---------- RECORD SET ----------
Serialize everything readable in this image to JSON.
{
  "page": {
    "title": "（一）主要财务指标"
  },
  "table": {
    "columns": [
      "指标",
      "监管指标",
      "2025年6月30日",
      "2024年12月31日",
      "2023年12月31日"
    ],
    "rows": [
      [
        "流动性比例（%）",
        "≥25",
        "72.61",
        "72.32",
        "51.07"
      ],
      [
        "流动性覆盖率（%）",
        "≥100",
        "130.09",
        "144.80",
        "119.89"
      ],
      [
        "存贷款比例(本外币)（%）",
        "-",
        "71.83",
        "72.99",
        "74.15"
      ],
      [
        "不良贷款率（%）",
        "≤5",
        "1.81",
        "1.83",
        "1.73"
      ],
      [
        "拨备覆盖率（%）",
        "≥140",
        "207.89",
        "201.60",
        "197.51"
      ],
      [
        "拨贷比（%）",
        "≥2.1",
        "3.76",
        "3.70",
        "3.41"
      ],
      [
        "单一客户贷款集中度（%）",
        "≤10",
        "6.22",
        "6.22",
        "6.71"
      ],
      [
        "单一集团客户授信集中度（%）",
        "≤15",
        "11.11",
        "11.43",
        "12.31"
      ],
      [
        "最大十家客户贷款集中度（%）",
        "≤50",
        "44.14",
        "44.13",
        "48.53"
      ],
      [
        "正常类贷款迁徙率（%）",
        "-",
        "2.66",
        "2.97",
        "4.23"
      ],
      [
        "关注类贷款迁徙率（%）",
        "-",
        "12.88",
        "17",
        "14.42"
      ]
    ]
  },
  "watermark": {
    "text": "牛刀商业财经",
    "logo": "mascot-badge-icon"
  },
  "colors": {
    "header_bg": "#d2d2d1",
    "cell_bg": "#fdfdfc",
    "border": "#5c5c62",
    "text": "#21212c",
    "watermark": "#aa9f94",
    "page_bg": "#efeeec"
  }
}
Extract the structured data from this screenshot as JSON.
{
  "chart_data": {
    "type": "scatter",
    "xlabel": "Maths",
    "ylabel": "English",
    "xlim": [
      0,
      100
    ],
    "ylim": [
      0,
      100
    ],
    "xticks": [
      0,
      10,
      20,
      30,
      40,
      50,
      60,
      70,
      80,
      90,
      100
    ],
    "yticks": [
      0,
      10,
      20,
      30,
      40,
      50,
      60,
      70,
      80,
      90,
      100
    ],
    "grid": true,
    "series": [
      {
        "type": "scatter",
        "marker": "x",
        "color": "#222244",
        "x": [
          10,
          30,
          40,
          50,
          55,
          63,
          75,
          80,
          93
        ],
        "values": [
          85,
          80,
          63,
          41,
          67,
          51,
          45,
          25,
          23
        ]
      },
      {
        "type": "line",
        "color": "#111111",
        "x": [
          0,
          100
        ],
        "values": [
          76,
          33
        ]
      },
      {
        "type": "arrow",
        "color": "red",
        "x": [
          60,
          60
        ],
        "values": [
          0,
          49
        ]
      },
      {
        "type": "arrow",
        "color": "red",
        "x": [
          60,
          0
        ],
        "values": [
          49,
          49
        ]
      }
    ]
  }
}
----------
TASK TO CARRY OUT: Copy all the lines, exactly.

COMPLETED EXERCISE:
Serialize everything readable in this image to JSON.
{
  "page": {
    "title": "（一）主要财务指标"
  },
  "table": {
    "columns": [
      "指标",
      "监管指标",
      "2025年6月30日",
      "2024年12月31日",
      "2023年12月31日"
    ],
    "rows": [
      [
        "流动性比例（%）",
        "≥25",
        "72.61",
        "72.32",
        "51.07"
      ],
      [
        "流动性覆盖率（%）",
        "≥100",
        "130.09",
        "144.80",
        "119.89"
      ],
      [
        "存贷款比例(本外币)（%）",
        "-",
        "71.83",
        "72.99",
        "74.15"
      ],
      [
        "不良贷款率（%）",
        "≤5",
        "1.81",
        "1.83",
        "1.73"
      ],
      [
        "拨备覆盖率（%）",
        "≥140",
        "207.89",
        "201.60",
        "197.51"
      ],
      [
        "拨贷比（%）",
        "≥2.1",
        "3.76",
        "3.70",
        "3.41"
      ],
      [
        "单一客户贷款集中度（%）",
        "≤10",
        "6.22",
        "6.22",
        "6.71"
      ],
      [
        "单一集团客户授信集中度（%）",
        "≤15",
        "11.11",
        "11.43",
        "12.31"
      ],
      [
        "最大十家客户贷款集中度（%）",
        "≤50",
        "44.14",
        "44.13",
        "48.53"
      ],
      [
        "正常类贷款迁徙率（%）",
        "-",
        "2.66",
        "2.97",
        "4.23"
      ],
      [
        "关注类贷款迁徙率（%）",
        "-",
        "12.88",
        "17",
        "14.42"
      ]
    ]
  },
  "watermark": {
    "text": "牛刀商业财经",
    "logo": "mascot-badge-icon"
  },
  "colors": {
    "header_bg": "#d2d2d1",
    "cell_bg": "#fdfdfc",
    "border": "#5c5c62",
    "text": "#21212c",
    "watermark": "#aa9f94",
    "page_bg": "#efeeec"
  }
}
Extract the structured data from this screenshot as JSON.
{
  "chart_data": {
    "type": "scatter",
    "xlabel": "Maths",
    "ylabel": "English",
    "xlim": [
      0,
      100
    ],
    "ylim": [
      0,
      100
    ],
    "xticks": [
      0,
      10,
      20,
      30,
      40,
      50,
      60,
      70,
      80,
      90,
      100
    ],
    "yticks": [
      0,
      10,
      20,
      30,
      40,
      50,
      60,
      70,
      80,
      90,
      100
    ],
    "grid": true,
    "series": [
      {
        "type": "scatter",
        "marker": "x",
        "color": "#222244",
        "x": [
          10,
          30,
          40,
          50,
          55,
          63,
          75,
          80,
          93
        ],
        "values": [
          85,
          80,
          63,
          41,
          67,
          51,
          45,
          25,
          23
        ]
      },
      {
        "type": "line",
        "color": "#111111",
        "x": [
          0,
          100
        ],
        "values": [
          76,
          33
        ]
      },
      {
        "type": "arrow",
        "color": "red",
        "x": [
          60,
          60
        ],
        "values": [
          0,
          49
        ]
      },
      {
        "type": "arrow",
        "color": "red",
        "x": [
          60,
          0
        ],
        "values": [
          49,
          49
        ]
      }
    ]
  }
}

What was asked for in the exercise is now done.